WRITTEN REQUEST: Check every line of the entries below for the word "وأنا", and copy the ones that have it.

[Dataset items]
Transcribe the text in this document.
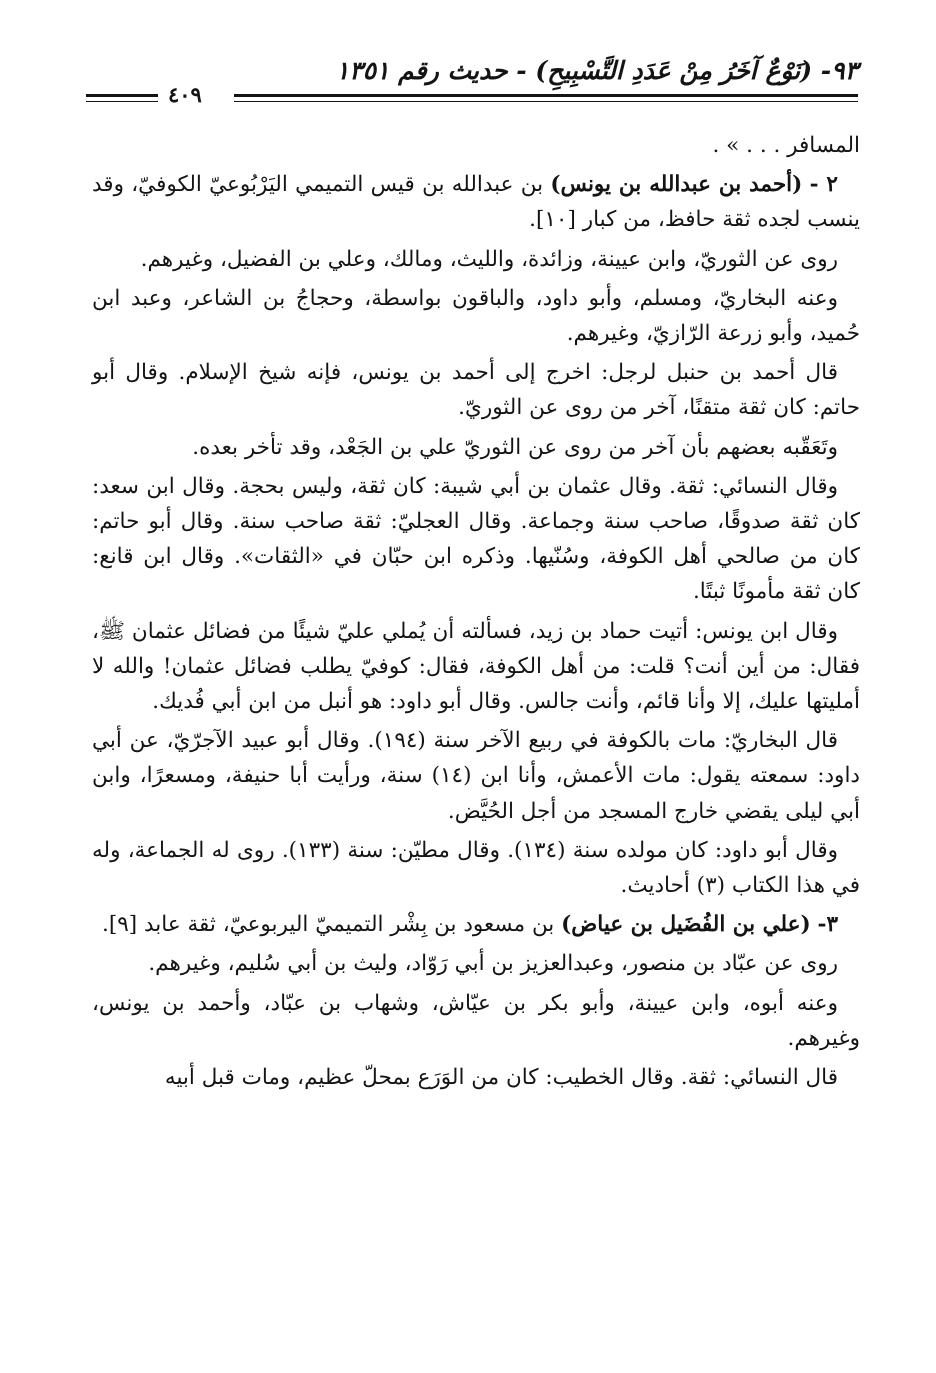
٩٣- (نَوْعٌ آخَرُ مِنْ عَدَدِ التَّسْبِيحِ) - حديث رقم ١٣٥١
٤٠٩

المسافر . . . » .

٢ - (أحمد بن عبدالله بن يونس) بن عبدالله بن قيس التميمي اليَرْبُوعيّ الكوفيّ، وقد ينسب لجده ثقة حافظ، من كبار [١٠].

روى عن الثوريّ، وابن عيينة، وزائدة، والليث، ومالك، وعلي بن الفضيل، وغيرهم.

وعنه البخاريّ، ومسلم، وأبو داود، والباقون بواسطة، وحجاجُ بن الشاعر، وعبد ابن حُميد، وأبو زرعة الرّازيّ، وغيرهم.

قال أحمد بن حنبل لرجل: اخرج إلى أحمد بن يونس، فإنه شيخ الإسلام. وقال أبو حاتم: كان ثقة متقنًا، آخر من روى عن الثوريّ.

وتَعَقّبه بعضهم بأن آخر من روى عن الثوريّ علي بن الجَعْد، وقد تأخر بعده.

وقال النسائي: ثقة. وقال عثمان بن أبي شيبة: كان ثقة، وليس بحجة. وقال ابن سعد: كان ثقة صدوقًا، صاحب سنة وجماعة. وقال العجليّ: ثقة صاحب سنة. وقال أبو حاتم: كان من صالحي أهل الكوفة، وسُنّيها. وذكره ابن حبّان في «الثقات». وقال ابن قانع: كان ثقة مأمونًا ثبتًا.

وقال ابن يونس: أتيت حماد بن زيد، فسألته أن يُملي عليّ شيئًا من فضائل عثمان ﷺ، فقال: من أين أنت؟ قلت: من أهل الكوفة، فقال: كوفيّ يطلب فضائل عثمان! والله لا أمليتها عليك، إلا وأنا قائم، وأنت جالس. وقال أبو داود: هو أنبل من ابن أبي فُديك.

قال البخاريّ: مات بالكوفة في ربيع الآخر سنة (١٩٤). وقال أبو عبيد الآجرّيّ، عن أبي داود: سمعته يقول: مات الأعمش، وأنا ابن (١٤) سنة، ورأيت أبا حنيفة، ومسعرًا، وابن أبي ليلى يقضي خارج المسجد من أجل الحُيَّض.

وقال أبو داود: كان مولده سنة (١٣٤). وقال مطيّن: سنة (١٣٣). روى له الجماعة، وله في هذا الكتاب (٣) أحاديث.

٣- (علي بن الفُضَيل بن عياض) بن مسعود بن بِشْر التميميّ اليربوعيّ، ثقة عابد [٩].

روى عن عبّاد بن منصور، وعبدالعزيز بن أبي رَوّاد، وليث بن أبي سُليم، وغيرهم.

وعنه أبوه، وابن عيينة، وأبو بكر بن عيّاش، وشهاب بن عبّاد، وأحمد بن يونس، وغيرهم.

قال النسائي: ثقة. وقال الخطيب: كان من الوَرَع بمحلّ عظيم، ومات قبل أبيه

THE ANSWER:
وقال ابن يونس: أتيت حماد بن زيد، فسألته أن يُملي عليّ شيئًا من فضائل عثمان ﷺ، فقال: من أين أنت؟ قلت: من أهل الكوفة، فقال: كوفيّ يطلب فضائل عثمان! والله لا أمليتها عليك، إلا وأنا قائم، وأنت جالس. وقال أبو داود: هو أنبل من ابن أبي فُديك.
قال البخاريّ: مات بالكوفة في ربيع الآخر سنة (١٩٤). وقال أبو عبيد الآجرّيّ، عن أبي داود: سمعته يقول: مات الأعمش، وأنا ابن (١٤) سنة، ورأيت أبا حنيفة، ومسعرًا، وابن أبي ليلى يقضي خارج المسجد من أجل الحُيَّض.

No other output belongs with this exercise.